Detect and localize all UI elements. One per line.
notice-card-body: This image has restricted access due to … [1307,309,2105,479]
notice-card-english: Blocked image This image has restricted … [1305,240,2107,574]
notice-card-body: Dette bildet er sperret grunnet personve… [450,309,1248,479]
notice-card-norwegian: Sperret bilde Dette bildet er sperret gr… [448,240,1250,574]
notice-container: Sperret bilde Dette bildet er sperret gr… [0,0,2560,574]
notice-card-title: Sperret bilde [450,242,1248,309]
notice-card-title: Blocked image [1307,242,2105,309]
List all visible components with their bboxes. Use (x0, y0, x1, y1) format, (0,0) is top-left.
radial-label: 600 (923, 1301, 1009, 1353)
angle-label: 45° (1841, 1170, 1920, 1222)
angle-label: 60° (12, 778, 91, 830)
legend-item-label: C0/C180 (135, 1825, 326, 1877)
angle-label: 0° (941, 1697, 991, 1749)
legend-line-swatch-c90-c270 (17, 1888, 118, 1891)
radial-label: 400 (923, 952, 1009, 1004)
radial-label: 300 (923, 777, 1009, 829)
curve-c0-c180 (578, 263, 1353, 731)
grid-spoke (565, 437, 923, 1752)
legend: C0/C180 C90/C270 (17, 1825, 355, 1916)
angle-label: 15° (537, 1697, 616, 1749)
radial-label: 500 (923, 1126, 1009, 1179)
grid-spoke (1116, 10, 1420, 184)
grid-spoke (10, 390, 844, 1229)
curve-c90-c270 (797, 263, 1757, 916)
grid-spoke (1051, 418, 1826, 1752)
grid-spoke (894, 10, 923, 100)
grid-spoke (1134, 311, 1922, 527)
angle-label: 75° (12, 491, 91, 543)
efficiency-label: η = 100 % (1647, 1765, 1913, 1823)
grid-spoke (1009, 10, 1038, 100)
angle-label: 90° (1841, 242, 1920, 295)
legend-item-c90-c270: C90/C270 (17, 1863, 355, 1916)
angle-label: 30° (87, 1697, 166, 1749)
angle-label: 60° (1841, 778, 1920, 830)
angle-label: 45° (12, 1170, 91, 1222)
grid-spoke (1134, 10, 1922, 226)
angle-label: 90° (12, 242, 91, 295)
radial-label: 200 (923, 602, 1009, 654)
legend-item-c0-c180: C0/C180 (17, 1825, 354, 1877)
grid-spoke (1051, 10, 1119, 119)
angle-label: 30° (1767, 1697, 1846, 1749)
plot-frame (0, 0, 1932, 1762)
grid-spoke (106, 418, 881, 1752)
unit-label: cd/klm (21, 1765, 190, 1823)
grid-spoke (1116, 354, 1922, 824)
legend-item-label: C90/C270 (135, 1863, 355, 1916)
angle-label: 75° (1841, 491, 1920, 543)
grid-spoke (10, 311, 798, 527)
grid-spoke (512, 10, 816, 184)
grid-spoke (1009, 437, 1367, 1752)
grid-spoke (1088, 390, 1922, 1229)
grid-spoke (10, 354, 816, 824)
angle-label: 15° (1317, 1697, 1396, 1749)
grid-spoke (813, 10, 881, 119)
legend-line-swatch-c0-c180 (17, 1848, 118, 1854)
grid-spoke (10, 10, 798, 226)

****

**SHORT EXERCISE:** Please copy the items above word for word, in the same order.

**RESPONSE BELOW:**
Detect and localize all UI elements. One per line.
notice-card-body: This image has restricted access due to … [1307,309,2105,479]
notice-card-english: Blocked image This image has restricted … [1305,240,2107,574]
notice-card-body: Dette bildet er sperret grunnet personve… [450,309,1248,479]
notice-card-norwegian: Sperret bilde Dette bildet er sperret gr… [448,240,1250,574]
notice-container: Sperret bilde Dette bildet er sperret gr… [0,0,2560,574]
notice-card-title: Sperret bilde [450,242,1248,309]
notice-card-title: Blocked image [1307,242,2105,309]
List all visible components with their bboxes. Use (x0, y0, x1, y1) format, (0,0) is top-left.
radial-label: 600 (923, 1301, 1009, 1353)
angle-label: 45° (1841, 1170, 1920, 1222)
angle-label: 60° (12, 778, 91, 830)
legend-item-label: C0/C180 (135, 1825, 326, 1877)
angle-label: 0° (941, 1697, 991, 1749)
legend-line-swatch-c90-c270 (17, 1888, 118, 1891)
radial-label: 400 (923, 952, 1009, 1004)
radial-label: 300 (923, 777, 1009, 829)
curve-c0-c180 (578, 263, 1353, 731)
grid-spoke (565, 437, 923, 1752)
legend: C0/C180 C90/C270 (17, 1825, 355, 1916)
angle-label: 15° (537, 1697, 616, 1749)
radial-label: 500 (923, 1126, 1009, 1179)
grid-spoke (1116, 10, 1420, 184)
grid-spoke (10, 390, 844, 1229)
curve-c90-c270 (797, 263, 1757, 916)
grid-spoke (1051, 418, 1826, 1752)
grid-spoke (894, 10, 923, 100)
grid-spoke (1134, 311, 1922, 527)
angle-label: 75° (12, 491, 91, 543)
efficiency-label: η = 100 % (1647, 1765, 1913, 1823)
grid-spoke (1009, 10, 1038, 100)
angle-label: 90° (1841, 242, 1920, 295)
legend-item-c90-c270: C90/C270 (17, 1863, 355, 1916)
angle-label: 30° (87, 1697, 166, 1749)
angle-label: 60° (1841, 778, 1920, 830)
angle-label: 45° (12, 1170, 91, 1222)
grid-spoke (1134, 10, 1922, 226)
angle-label: 90° (12, 242, 91, 295)
radial-label: 200 (923, 602, 1009, 654)
legend-item-c0-c180: C0/C180 (17, 1825, 354, 1877)
grid-spoke (1051, 10, 1119, 119)
angle-label: 30° (1767, 1697, 1846, 1749)
plot-frame (0, 0, 1932, 1762)
grid-spoke (106, 418, 881, 1752)
unit-label: cd/klm (21, 1765, 190, 1823)
grid-spoke (1116, 354, 1922, 824)
legend-item-label: C90/C270 (135, 1863, 355, 1916)
angle-label: 75° (1841, 491, 1920, 543)
grid-spoke (10, 311, 798, 527)
grid-spoke (512, 10, 816, 184)
grid-spoke (1009, 437, 1367, 1752)
grid-spoke (1088, 390, 1922, 1229)
grid-spoke (10, 354, 816, 824)
angle-label: 15° (1317, 1697, 1396, 1749)
grid-spoke (813, 10, 881, 119)
legend-line-swatch-c0-c180 (17, 1848, 118, 1854)
grid-spoke (10, 10, 798, 226)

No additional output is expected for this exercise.